(Figure collection entries)
'''
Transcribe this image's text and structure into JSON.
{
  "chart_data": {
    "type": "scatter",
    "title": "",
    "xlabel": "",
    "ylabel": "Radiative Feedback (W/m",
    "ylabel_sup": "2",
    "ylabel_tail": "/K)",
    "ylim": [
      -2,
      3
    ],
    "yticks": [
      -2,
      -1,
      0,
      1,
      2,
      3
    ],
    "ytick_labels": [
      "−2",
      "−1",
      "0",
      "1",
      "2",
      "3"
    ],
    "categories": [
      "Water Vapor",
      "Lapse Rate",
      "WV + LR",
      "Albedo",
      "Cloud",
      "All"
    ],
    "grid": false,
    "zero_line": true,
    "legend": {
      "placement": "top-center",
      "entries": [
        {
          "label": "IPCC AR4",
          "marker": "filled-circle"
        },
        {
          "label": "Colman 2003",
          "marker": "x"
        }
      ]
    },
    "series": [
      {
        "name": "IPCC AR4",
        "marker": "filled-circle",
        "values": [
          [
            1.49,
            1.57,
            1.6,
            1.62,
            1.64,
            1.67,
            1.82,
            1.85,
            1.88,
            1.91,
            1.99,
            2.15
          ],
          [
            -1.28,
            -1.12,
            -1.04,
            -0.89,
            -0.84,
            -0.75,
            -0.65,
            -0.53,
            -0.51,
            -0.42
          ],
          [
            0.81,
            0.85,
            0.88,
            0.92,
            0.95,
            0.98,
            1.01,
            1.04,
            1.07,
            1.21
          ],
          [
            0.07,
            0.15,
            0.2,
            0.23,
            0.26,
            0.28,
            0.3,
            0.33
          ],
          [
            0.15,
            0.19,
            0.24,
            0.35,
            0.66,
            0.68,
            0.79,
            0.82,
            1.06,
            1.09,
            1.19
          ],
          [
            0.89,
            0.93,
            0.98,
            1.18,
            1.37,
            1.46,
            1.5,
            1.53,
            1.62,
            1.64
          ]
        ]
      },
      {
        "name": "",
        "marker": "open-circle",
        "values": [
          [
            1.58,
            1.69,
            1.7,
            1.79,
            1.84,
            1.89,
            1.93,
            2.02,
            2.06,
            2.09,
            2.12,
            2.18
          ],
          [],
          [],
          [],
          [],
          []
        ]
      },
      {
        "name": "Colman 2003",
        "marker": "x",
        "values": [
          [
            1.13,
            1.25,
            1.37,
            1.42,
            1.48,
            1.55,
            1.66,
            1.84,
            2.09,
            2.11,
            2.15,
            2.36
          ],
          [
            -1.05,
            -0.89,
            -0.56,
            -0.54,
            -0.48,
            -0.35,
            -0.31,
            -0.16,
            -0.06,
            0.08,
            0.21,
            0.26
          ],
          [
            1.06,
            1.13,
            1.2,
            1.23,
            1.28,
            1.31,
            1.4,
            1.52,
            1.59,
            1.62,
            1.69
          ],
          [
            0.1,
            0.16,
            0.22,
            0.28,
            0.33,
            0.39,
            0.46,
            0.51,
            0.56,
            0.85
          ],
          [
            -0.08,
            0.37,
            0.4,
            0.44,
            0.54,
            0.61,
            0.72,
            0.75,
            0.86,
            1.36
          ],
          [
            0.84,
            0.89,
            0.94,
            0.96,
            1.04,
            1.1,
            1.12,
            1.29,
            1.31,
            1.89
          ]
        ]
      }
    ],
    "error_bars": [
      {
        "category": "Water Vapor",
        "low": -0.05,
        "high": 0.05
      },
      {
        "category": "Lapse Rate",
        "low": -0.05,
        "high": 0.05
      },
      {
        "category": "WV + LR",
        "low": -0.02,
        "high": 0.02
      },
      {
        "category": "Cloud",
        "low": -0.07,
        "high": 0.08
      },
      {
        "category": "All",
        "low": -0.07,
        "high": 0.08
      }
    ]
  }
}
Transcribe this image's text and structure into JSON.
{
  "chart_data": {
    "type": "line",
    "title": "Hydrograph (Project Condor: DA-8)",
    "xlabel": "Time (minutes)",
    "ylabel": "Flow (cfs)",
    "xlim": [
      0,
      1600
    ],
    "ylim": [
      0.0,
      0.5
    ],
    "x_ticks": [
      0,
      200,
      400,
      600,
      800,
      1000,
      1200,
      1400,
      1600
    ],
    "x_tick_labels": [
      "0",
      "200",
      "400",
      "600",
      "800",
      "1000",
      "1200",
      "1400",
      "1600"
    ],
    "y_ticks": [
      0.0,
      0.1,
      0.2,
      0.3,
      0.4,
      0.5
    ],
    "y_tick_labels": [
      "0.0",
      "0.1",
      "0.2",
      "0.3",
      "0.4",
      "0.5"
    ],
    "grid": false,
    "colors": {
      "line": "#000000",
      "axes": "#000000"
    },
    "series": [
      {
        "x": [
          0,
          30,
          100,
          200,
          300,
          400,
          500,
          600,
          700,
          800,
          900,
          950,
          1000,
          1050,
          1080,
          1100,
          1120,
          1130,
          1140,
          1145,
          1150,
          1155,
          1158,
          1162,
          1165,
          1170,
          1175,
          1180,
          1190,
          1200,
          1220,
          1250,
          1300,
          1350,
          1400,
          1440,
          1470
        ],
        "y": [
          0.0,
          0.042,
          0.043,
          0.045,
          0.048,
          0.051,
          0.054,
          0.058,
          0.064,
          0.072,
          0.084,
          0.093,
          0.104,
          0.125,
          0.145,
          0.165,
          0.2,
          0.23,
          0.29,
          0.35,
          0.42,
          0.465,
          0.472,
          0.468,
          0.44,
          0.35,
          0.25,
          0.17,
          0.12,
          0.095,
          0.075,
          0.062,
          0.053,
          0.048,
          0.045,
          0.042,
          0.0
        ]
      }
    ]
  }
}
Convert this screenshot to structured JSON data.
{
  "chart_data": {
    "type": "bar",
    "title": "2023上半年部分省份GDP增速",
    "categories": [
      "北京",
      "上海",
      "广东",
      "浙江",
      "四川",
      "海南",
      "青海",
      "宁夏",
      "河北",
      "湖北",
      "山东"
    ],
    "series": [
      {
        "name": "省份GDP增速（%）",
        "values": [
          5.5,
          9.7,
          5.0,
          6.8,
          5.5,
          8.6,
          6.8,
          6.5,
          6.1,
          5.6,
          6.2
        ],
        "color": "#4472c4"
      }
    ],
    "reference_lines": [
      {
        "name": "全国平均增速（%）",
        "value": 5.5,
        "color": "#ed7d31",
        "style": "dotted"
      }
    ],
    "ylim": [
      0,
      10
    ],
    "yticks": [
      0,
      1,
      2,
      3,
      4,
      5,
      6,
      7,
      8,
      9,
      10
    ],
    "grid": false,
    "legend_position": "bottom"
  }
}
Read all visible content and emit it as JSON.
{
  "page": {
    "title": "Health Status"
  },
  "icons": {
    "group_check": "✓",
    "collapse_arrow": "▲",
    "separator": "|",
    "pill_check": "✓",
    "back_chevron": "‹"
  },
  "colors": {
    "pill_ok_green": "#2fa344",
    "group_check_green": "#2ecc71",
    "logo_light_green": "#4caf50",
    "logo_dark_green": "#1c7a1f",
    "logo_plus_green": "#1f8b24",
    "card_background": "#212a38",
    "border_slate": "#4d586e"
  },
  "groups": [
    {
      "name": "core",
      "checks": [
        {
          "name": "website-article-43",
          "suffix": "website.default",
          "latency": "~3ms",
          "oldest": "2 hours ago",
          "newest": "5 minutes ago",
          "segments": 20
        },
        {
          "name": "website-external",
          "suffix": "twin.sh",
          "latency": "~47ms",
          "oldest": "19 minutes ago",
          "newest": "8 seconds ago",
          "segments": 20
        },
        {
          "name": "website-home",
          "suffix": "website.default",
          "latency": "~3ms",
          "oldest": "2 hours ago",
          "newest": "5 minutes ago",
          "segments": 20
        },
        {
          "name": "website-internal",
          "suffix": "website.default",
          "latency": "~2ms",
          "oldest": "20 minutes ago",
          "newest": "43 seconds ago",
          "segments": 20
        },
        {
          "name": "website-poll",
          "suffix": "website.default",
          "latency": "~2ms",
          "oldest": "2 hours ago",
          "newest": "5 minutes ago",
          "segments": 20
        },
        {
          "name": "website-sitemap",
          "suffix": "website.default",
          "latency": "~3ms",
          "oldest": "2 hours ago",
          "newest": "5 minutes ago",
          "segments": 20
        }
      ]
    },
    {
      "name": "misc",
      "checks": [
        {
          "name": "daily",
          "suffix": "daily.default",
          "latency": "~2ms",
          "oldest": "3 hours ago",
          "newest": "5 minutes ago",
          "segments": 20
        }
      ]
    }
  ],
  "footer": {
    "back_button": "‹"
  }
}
'''
TASK REQUIREMENTS
Return a copy of every line that includes the word "JSON".

REPLY
Transcribe this image's text and structure into JSON.
Transcribe this image's text and structure into JSON.
Convert this screenshot to structured JSON data.
Read all visible content and emit it as JSON.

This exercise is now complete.